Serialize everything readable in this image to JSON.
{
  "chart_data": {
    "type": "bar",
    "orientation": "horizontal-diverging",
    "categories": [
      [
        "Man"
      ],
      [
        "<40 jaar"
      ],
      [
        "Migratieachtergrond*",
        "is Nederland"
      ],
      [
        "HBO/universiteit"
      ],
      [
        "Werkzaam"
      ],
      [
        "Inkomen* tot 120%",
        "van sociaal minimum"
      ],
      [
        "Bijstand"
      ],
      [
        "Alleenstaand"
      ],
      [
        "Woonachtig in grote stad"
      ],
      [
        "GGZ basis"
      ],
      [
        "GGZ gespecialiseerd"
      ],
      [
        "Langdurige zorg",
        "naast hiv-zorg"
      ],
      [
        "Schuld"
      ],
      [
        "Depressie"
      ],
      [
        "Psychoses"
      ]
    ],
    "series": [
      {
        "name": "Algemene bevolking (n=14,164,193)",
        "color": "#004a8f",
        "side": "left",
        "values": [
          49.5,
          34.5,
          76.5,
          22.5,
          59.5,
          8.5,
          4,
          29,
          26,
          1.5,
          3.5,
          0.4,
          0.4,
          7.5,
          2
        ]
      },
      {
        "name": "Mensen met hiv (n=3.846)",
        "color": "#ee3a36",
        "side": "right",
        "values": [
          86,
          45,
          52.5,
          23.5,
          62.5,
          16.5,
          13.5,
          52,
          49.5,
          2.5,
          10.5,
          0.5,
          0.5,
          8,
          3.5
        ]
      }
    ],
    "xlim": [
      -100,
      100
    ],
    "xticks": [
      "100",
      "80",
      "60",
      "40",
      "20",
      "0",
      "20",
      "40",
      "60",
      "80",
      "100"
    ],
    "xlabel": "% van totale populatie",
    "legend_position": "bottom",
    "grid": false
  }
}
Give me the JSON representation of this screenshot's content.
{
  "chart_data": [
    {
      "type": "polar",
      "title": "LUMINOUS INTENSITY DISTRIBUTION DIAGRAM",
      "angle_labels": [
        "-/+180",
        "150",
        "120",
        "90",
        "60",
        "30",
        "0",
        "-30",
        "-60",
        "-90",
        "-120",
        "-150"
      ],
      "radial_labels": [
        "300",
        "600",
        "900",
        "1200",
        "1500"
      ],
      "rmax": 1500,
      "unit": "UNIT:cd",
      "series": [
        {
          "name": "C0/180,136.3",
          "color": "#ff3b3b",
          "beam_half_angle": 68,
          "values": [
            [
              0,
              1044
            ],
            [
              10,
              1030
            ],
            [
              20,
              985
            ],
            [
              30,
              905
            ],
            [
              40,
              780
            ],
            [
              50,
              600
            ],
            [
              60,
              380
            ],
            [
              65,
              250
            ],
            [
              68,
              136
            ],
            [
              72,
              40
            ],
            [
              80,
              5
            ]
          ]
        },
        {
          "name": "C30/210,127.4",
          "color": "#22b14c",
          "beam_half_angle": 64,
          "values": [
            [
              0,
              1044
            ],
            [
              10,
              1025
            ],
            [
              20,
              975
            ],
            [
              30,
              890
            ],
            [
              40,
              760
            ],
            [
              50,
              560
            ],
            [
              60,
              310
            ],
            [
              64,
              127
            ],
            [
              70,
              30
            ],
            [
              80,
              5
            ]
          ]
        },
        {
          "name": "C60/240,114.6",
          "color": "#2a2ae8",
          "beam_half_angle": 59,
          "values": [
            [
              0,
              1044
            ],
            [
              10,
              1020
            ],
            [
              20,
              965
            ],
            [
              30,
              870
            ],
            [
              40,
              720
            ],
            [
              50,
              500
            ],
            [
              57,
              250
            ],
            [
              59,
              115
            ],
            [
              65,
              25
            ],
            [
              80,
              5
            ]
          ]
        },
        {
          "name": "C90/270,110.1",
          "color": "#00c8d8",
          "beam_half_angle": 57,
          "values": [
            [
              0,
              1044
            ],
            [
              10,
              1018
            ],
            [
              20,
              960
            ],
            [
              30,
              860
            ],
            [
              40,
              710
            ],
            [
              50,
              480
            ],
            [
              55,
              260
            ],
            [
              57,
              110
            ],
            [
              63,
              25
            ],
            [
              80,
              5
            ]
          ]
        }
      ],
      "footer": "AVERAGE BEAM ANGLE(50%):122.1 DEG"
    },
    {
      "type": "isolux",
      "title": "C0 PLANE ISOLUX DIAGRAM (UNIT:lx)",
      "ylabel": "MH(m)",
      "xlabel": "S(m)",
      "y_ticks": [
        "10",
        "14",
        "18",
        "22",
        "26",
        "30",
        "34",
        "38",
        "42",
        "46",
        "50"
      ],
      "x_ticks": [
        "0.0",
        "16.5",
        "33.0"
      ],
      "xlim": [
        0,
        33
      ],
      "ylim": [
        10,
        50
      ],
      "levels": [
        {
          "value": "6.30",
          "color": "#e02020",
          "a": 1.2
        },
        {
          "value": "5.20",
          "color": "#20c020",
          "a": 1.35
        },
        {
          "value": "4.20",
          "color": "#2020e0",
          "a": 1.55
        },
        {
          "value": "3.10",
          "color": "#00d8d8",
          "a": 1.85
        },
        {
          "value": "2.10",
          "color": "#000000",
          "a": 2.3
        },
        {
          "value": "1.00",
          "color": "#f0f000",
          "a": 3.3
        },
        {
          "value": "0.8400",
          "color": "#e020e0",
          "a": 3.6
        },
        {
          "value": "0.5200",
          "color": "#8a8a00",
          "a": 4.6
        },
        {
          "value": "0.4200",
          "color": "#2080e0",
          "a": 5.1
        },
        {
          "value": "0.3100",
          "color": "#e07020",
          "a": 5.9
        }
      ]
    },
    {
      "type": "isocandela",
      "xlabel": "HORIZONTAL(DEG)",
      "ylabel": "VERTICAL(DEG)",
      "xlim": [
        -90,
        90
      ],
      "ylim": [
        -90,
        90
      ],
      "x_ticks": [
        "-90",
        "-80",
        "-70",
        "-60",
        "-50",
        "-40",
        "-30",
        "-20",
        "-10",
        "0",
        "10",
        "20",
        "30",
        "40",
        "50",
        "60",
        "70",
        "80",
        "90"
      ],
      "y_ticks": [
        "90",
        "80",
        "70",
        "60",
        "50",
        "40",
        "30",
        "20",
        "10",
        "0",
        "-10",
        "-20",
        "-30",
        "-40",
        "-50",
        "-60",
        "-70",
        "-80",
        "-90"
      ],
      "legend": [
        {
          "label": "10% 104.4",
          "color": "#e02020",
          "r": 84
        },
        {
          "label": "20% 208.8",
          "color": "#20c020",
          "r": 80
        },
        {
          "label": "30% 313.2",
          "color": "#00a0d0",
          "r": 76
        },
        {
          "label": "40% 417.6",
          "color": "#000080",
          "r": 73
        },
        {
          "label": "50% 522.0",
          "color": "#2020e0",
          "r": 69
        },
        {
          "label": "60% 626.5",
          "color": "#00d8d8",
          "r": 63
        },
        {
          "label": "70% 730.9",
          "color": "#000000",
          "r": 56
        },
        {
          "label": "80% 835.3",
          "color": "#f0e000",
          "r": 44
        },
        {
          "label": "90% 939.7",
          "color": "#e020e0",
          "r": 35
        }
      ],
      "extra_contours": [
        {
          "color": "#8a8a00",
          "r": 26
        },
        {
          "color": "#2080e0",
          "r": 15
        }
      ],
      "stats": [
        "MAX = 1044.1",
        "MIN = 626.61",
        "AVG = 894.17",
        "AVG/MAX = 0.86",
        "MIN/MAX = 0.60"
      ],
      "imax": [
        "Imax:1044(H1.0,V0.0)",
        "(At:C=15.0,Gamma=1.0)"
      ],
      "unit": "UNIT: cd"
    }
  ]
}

### STATED EXERCISE:
Gather all lines with the string "type" from the data.

### OUTPUT:
    "type": "bar",
      "type": "polar",
      "type": "isolux",
      "type": "isocandela",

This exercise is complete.